### BRIEF
Search the records for "个百分点" and copy each line that holds it.

---- EXTRACTED INFORMATION

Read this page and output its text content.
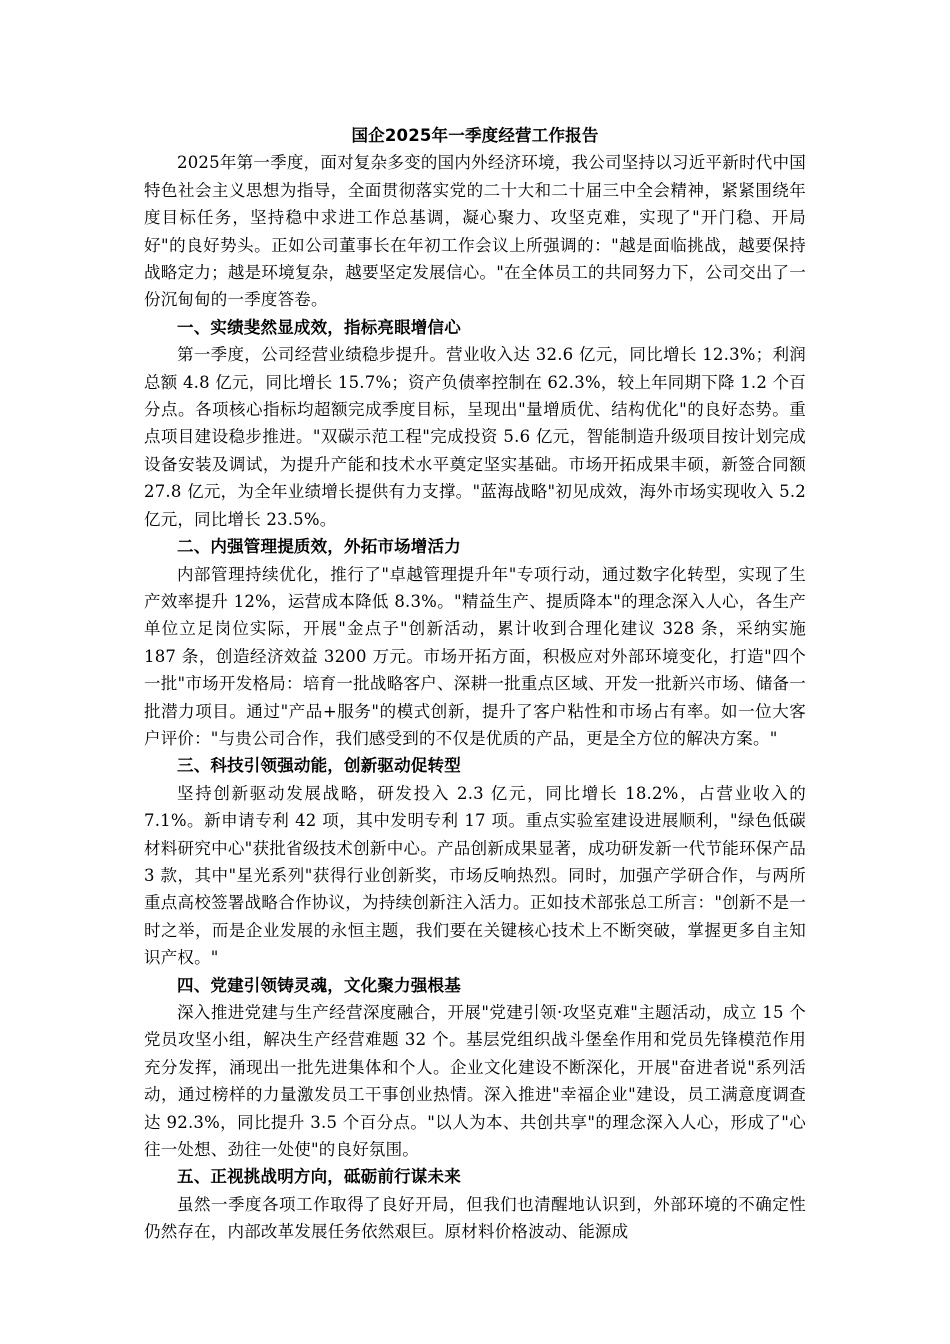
国企2025年一季度经营工作报告

2025年第一季度，面对复杂多变的国内外经济环境，我公司坚持以习近平新时代中国特色社会主义思想为指导，全面贯彻落实党的二十大和二十届三中全会精神，紧紧围绕年度目标任务，坚持稳中求进工作总基调，凝心聚力、攻坚克难，实现了"开门稳、开局好"的良好势头。正如公司董事长在年初工作会议上所强调的："越是面临挑战，越要保持战略定力；越是环境复杂，越要坚定发展信心。"在全体员工的共同努力下，公司交出了一份沉甸甸的一季度答卷。

一、实绩斐然显成效，指标亮眼增信心

第一季度，公司经营业绩稳步提升。营业收入达 32.6 亿元，同比增长 12.3%；利润总额 4.8 亿元，同比增长 15.7%；资产负债率控制在 62.3%，较上年同期下降 1.2 个百分点。各项核心指标均超额完成季度目标，呈现出"量增质优、结构优化"的良好态势。重点项目建设稳步推进。"双碳示范工程"完成投资 5.6 亿元，智能制造升级项目按计划完成设备安装及调试，为提升产能和技术水平奠定坚实基础。市场开拓成果丰硕，新签合同额 27.8 亿元，为全年业绩增长提供有力支撑。"蓝海战略"初见成效，海外市场实现收入 5.2 亿元，同比增长 23.5%。

二、内强管理提质效，外拓市场增活力

内部管理持续优化，推行了"卓越管理提升年"专项行动，通过数字化转型，实现了生产效率提升 12%，运营成本降低 8.3%。"精益生产、提质降本"的理念深入人心，各生产单位立足岗位实际，开展"金点子"创新活动，累计收到合理化建议 328 条，采纳实施 187 条，创造经济效益 3200 万元。市场开拓方面，积极应对外部环境变化，打造"四个一批"市场开发格局：培育一批战略客户、深耕一批重点区域、开发一批新兴市场、储备一批潜力项目。通过"产品+服务"的模式创新，提升了客户粘性和市场占有率。如一位大客户评价："与贵公司合作，我们感受到的不仅是优质的产品，更是全方位的解决方案。"

三、科技引领强动能，创新驱动促转型

坚持创新驱动发展战略，研发投入 2.3 亿元，同比增长 18.2%，占营业收入的 7.1%。新申请专利 42 项，其中发明专利 17 项。重点实验室建设进展顺利，"绿色低碳材料研究中心"获批省级技术创新中心。产品创新成果显著，成功研发新一代节能环保产品 3 款，其中"星光系列"获得行业创新奖，市场反响热烈。同时，加强产学研合作，与两所重点高校签署战略合作协议，为持续创新注入活力。正如技术部张总工所言："创新不是一时之举，而是企业发展的永恒主题，我们要在关键核心技术上不断突破，掌握更多自主知识产权。"

四、党建引领铸灵魂，文化聚力强根基

深入推进党建与生产经营深度融合，开展"党建引领·攻坚克难"主题活动，成立 15 个党员攻坚小组，解决生产经营难题 32 个。基层党组织战斗堡垒作用和党员先锋模范作用充分发挥，涌现出一批先进集体和个人。企业文化建设不断深化，开展"奋进者说"系列活动，通过榜样的力量激发员工干事创业热情。深入推进"幸福企业"建设，员工满意度调查达 92.3%，同比提升 3.5 个百分点。"以人为本、共创共享"的理念深入人心，形成了"心往一处想、劲往一处使"的良好氛围。

五、正视挑战明方向，砥砺前行谋未来

虽然一季度各项工作取得了良好开局，但我们也清醒地认识到，外部环境的不确定性仍然存在，内部改革发展任务依然艰巨。原材料价格波动、能源成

--------

### FINAL ANSWER
第一季度，公司经营业绩稳步提升。营业收入达 32.6 亿元，同比增长 12.3%；利润总额 4.8 亿元，同比增长 15.7%；资产负债率控制在 62.3%，较上年同期下降 1.2 个百分点。各项核心指标均超额完成季度目标，呈现出"量增质优、结构优化"的良好态势。重点项目建设稳步推进。"双碳示范工程"完成投资 5.6 亿元，智能制造升级项目按计划完成设备安装及调试，为提升产能和技术水平奠定坚实基础。市场开拓成果丰硕，新签合同额 27.8 亿元，为全年业绩增长提供有力支撑。"蓝海战略"初见成效，海外市场实现收入 5.2 亿元，同比增长 23.5%。
深入推进党建与生产经营深度融合，开展"党建引领·攻坚克难"主题活动，成立 15 个党员攻坚小组，解决生产经营难题 32 个。基层党组织战斗堡垒作用和党员先锋模范作用充分发挥，涌现出一批先进集体和个人。企业文化建设不断深化，开展"奋进者说"系列活动，通过榜样的力量激发员工干事创业热情。深入推进"幸福企业"建设，员工满意度调查达 92.3%，同比提升 3.5 个百分点。"以人为本、共创共享"的理念深入人心，形成了"心往一处想、劲往一处使"的良好氛围。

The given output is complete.